▶ **STATED GOAL**
Every entry that follows should be repeated exactly; drop the images.

## BEGIN EXTRACTED ENTRIES

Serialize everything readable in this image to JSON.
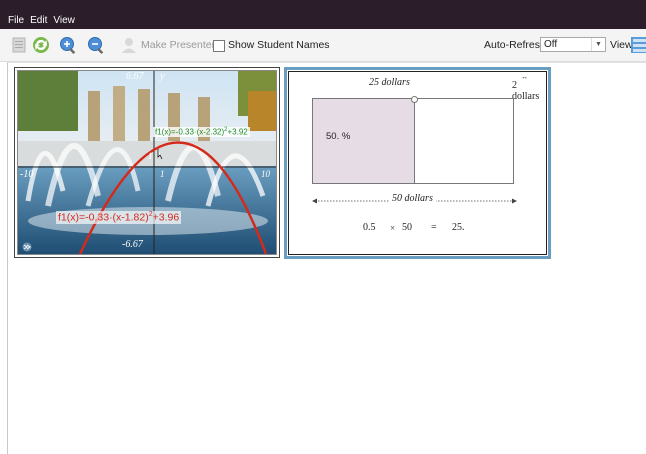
{
  "menu": [
    "File",
    "Edit",
    "View"
  ],
  "toolbar": {
    "make_presenter": "Make Presenter",
    "show_student_names": "Show Student Names",
    "auto_refresh_label": "Auto-Refresh:",
    "auto_refresh_value": "Off",
    "view_label": "View"
  },
  "thumb1": {
    "top_label": "6.67",
    "y_label": "y",
    "x_left": "-10",
    "x_right": "10",
    "x_one": "1",
    "y_one": "1",
    "bottom_label": "-6.67",
    "f1_prefix": "f1(x)=-0.33·(x-1.82)",
    "f1_exp": "2",
    "f1_suffix": "+3.96",
    "f1_green_prefix": "f1(x)=-0.33·(x-2.32)",
    "f1_green_exp": "2",
    "f1_green_suffix": "+3.92",
    "colors": {
      "parabola": "#d42a1c",
      "green": "#1d8a24"
    }
  },
  "thumb2": {
    "top_left": "25 dollars",
    "top_right": "2 dollars",
    "percent": "50. %",
    "bottom_label": "50 dollars",
    "eq_a": "0.5",
    "eq_times": "×",
    "eq_b": "50",
    "eq_equals": "=",
    "eq_result": "25.",
    "colors": {
      "shade": "#e6dce6"
    }
  }
}
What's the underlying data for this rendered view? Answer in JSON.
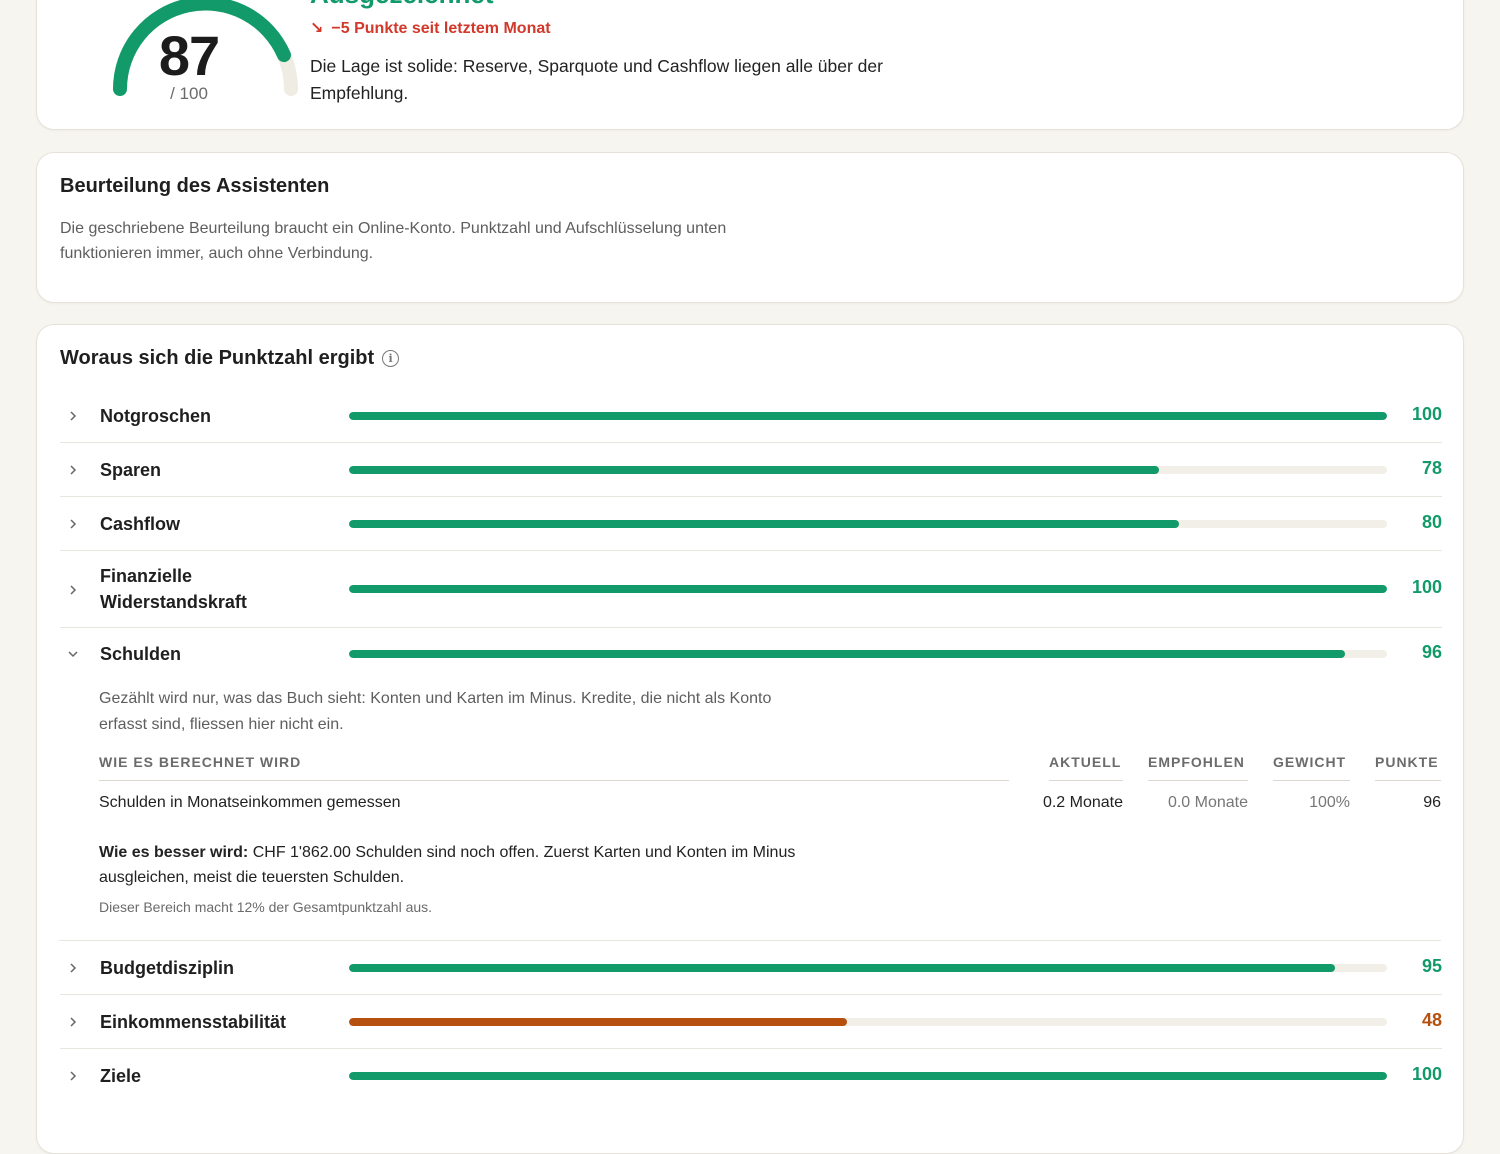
{
  "score": {
    "value": "87",
    "max_label": "/ 100",
    "score_fraction": 0.87,
    "rating": "Ausgezeichnet",
    "trend_text": "−5 Punkte seit letztem Monat",
    "summary": "Die Lage ist solide: Reserve, Sparquote und Cashflow liegen alle über der Empfehlung."
  },
  "assistant": {
    "title": "Beurteilung des Assistenten",
    "text": "Die geschriebene Beurteilung braucht ein Online-Konto. Punktzahl und Aufschlüsselung unten funktionieren immer, auch ohne Verbindung."
  },
  "breakdown": {
    "title": "Woraus sich die Punktzahl ergibt",
    "categories": [
      {
        "label": "Notgroschen",
        "value": "100",
        "pct": 100,
        "expanded": false
      },
      {
        "label": "Sparen",
        "value": "78",
        "pct": 78,
        "expanded": false
      },
      {
        "label": "Cashflow",
        "value": "80",
        "pct": 80,
        "expanded": false
      },
      {
        "label": "Finanzielle Widerstandskraft",
        "value": "100",
        "pct": 100,
        "expanded": false
      },
      {
        "label": "Schulden",
        "value": "96",
        "pct": 96,
        "expanded": true
      },
      {
        "label": "Budgetdisziplin",
        "value": "95",
        "pct": 95,
        "expanded": false
      },
      {
        "label": "Einkommensstabilität",
        "value": "48",
        "pct": 48,
        "expanded": false
      },
      {
        "label": "Ziele",
        "value": "100",
        "pct": 100,
        "expanded": false
      }
    ],
    "debt_detail": {
      "description": "Gezählt wird nur, was das Buch sieht: Konten und Karten im Minus. Kredite, die nicht als Konto erfasst sind, fliessen hier nicht ein.",
      "headers": {
        "method": "WIE ES BERECHNET WIRD",
        "current": "AKTUELL",
        "recommended": "EMPFOHLEN",
        "weight": "GEWICHT",
        "points": "PUNKTE"
      },
      "row": {
        "method": "Schulden in Monatseinkommen gemessen",
        "current": "0.2 Monate",
        "recommended": "0.0 Monate",
        "weight": "100%",
        "points": "96"
      },
      "advice_label": "Wie es besser wird:",
      "advice_text": "CHF 1'862.00 Schulden sind noch offen. Zuerst Karten und Konten im Minus ausgleichen, meist die teuersten Schulden.",
      "share": "Dieser Bereich macht 12% der Gesamtpunktzahl aus."
    }
  },
  "colors": {
    "good": "#139a6b",
    "warn": "#b5500f",
    "down": "#d2392b",
    "track": "#f1efe7"
  }
}
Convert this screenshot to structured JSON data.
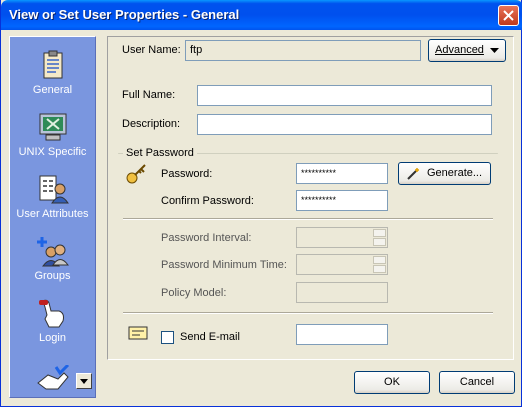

## END EXTRACTED ENTRIES

▶ **FINISHED ANSWER**
Serialize everything readable in this image to JSON.
{
  "menu": [
    "File",
    "Edit",
    "View"
  ],
  "toolbar": {
    "make_presenter": "Make Presenter",
    "show_student_names": "Show Student Names",
    "auto_refresh_label": "Auto-Refresh:",
    "auto_refresh_value": "Off",
    "view_label": "View"
  },
  "thumb1": {
    "top_label": "6.67",
    "y_label": "y",
    "x_left": "-10",
    "x_right": "10",
    "x_one": "1",
    "y_one": "1",
    "bottom_label": "-6.67",
    "f1_prefix": "f1(x)=-0.33·(x-1.82)",
    "f1_exp": "2",
    "f1_suffix": "+3.96",
    "f1_green_prefix": "f1(x)=-0.33·(x-2.32)",
    "f1_green_exp": "2",
    "f1_green_suffix": "+3.92",
    "colors": {
      "parabola": "#d42a1c",
      "green": "#1d8a24"
    }
  },
  "thumb2": {
    "top_left": "25 dollars",
    "top_right": "2 dollars",
    "percent": "50. %",
    "bottom_label": "50 dollars",
    "eq_a": "0.5",
    "eq_times": "×",
    "eq_b": "50",
    "eq_equals": "=",
    "eq_result": "25.",
    "colors": {
      "shade": "#e6dce6"
    }
  }
}
What's the underlying data for this rendered view? Answer in JSON.
{
  "score": {
    "value": "87",
    "max_label": "/ 100",
    "score_fraction": 0.87,
    "rating": "Ausgezeichnet",
    "trend_text": "−5 Punkte seit letztem Monat",
    "summary": "Die Lage ist solide: Reserve, Sparquote und Cashflow liegen alle über der Empfehlung."
  },
  "assistant": {
    "title": "Beurteilung des Assistenten",
    "text": "Die geschriebene Beurteilung braucht ein Online-Konto. Punktzahl und Aufschlüsselung unten funktionieren immer, auch ohne Verbindung."
  },
  "breakdown": {
    "title": "Woraus sich die Punktzahl ergibt",
    "categories": [
      {
        "label": "Notgroschen",
        "value": "100",
        "pct": 100,
        "expanded": false
      },
      {
        "label": "Sparen",
        "value": "78",
        "pct": 78,
        "expanded": false
      },
      {
        "label": "Cashflow",
        "value": "80",
        "pct": 80,
        "expanded": false
      },
      {
        "label": "Finanzielle Widerstandskraft",
        "value": "100",
        "pct": 100,
        "expanded": false
      },
      {
        "label": "Schulden",
        "value": "96",
        "pct": 96,
        "expanded": true
      },
      {
        "label": "Budgetdisziplin",
        "value": "95",
        "pct": 95,
        "expanded": false
      },
      {
        "label": "Einkommensstabilität",
        "value": "48",
        "pct": 48,
        "expanded": false
      },
      {
        "label": "Ziele",
        "value": "100",
        "pct": 100,
        "expanded": false
      }
    ],
    "debt_detail": {
      "description": "Gezählt wird nur, was das Buch sieht: Konten und Karten im Minus. Kredite, die nicht als Konto erfasst sind, fliessen hier nicht ein.",
      "headers": {
        "method": "WIE ES BERECHNET WIRD",
        "current": "AKTUELL",
        "recommended": "EMPFOHLEN",
        "weight": "GEWICHT",
        "points": "PUNKTE"
      },
      "row": {
        "method": "Schulden in Monatseinkommen gemessen",
        "current": "0.2 Monate",
        "recommended": "0.0 Monate",
        "weight": "100%",
        "points": "96"
      },
      "advice_label": "Wie es besser wird:",
      "advice_text": "CHF 1'862.00 Schulden sind noch offen. Zuerst Karten und Konten im Minus ausgleichen, meist die teuersten Schulden.",
      "share": "Dieser Bereich macht 12% der Gesamtpunktzahl aus."
    }
  },
  "colors": {
    "good": "#139a6b",
    "warn": "#b5500f",
    "down": "#d2392b",
    "track": "#f1efe7"
  }
}
Convert this screenshot to structured JSON data.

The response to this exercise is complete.